_Challenge:_ Show all lines of the listing that hold the word "煤的对话".

────────────────────────────────────────

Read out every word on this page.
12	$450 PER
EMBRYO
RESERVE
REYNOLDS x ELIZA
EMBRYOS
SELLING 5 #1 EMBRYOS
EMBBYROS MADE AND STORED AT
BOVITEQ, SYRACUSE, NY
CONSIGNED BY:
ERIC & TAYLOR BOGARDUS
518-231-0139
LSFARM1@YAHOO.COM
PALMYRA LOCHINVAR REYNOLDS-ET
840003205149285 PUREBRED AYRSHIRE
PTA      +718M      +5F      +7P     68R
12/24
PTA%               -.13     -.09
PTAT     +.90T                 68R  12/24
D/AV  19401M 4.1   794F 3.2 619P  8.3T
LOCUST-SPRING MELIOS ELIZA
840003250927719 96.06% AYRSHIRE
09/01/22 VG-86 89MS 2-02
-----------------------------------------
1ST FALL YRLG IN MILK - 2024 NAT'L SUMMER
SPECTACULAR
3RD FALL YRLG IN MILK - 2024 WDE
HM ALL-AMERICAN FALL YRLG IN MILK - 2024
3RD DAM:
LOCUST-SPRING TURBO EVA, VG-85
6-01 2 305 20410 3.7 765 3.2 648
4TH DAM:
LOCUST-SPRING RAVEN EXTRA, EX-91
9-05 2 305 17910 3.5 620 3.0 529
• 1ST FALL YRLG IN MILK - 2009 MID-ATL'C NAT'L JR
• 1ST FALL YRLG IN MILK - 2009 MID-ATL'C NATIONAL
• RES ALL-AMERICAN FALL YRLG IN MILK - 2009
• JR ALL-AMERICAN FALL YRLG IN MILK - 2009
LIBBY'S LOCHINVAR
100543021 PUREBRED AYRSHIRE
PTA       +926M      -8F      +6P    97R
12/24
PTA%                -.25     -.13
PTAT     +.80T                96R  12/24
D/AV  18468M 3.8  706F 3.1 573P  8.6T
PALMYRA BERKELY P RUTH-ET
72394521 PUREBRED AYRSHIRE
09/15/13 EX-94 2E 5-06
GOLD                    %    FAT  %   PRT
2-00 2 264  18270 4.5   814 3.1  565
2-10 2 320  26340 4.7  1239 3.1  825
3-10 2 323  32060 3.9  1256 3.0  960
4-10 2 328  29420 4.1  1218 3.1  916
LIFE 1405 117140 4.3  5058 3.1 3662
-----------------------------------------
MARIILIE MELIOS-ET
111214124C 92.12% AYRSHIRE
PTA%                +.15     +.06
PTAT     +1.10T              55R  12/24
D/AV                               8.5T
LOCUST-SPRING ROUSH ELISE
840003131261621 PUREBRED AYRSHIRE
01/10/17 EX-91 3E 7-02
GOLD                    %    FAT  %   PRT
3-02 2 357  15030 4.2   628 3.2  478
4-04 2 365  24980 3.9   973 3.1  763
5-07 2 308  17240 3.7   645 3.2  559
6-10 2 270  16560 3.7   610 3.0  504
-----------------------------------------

────────────────────────────────────────

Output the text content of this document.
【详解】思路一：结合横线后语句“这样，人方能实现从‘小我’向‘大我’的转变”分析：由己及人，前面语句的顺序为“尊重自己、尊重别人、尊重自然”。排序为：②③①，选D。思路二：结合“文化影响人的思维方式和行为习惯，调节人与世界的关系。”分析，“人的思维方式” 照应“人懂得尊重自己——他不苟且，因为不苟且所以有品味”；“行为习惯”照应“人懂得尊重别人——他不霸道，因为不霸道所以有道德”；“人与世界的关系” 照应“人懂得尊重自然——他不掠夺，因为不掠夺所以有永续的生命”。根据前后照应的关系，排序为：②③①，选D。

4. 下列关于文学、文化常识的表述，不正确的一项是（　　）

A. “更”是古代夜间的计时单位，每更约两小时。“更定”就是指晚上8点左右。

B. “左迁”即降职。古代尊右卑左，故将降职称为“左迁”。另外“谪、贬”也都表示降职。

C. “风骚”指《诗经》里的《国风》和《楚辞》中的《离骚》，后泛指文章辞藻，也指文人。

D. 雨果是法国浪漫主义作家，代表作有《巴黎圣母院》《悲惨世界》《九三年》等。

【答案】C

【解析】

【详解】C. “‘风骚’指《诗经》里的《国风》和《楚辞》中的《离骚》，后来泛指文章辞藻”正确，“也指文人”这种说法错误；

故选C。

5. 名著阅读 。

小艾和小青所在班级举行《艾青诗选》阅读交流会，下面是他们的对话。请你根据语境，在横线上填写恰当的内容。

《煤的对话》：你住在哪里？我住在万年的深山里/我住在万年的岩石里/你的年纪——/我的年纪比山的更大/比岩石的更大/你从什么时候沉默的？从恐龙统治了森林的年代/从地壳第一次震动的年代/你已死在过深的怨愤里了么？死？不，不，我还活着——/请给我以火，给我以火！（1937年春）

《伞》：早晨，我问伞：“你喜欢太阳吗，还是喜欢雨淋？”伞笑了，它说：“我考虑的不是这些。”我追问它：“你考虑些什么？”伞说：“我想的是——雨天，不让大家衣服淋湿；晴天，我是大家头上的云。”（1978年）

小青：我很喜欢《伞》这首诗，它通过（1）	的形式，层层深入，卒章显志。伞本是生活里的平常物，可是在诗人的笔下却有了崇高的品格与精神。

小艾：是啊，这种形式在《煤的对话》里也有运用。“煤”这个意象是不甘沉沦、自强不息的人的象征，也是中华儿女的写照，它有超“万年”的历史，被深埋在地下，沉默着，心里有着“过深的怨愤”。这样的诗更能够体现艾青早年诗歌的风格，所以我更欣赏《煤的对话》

────────────────────────────────────────

_Solution to the problem:_
《煤的对话》：你住在哪里？我住在万年的深山里/我住在万年的岩石里/你的年纪——/我的年纪比山的更大/比岩石的更大/你从什么时候沉默的？从恐龙统治了森林的年代/从地壳第一次震动的年代/你已死在过深的怨愤里了么？死？不，不，我还活着——/请给我以火，给我以火！（1937年春）
小艾：是啊，这种形式在《煤的对话》里也有运用。“煤”这个意象是不甘沉沦、自强不息的人的象征，也是中华儿女的写照，它有超“万年”的历史，被深埋在地下，沉默着，心里有着“过深的怨愤”。这样的诗更能够体现艾青早年诗歌的风格，所以我更欣赏《煤的对话》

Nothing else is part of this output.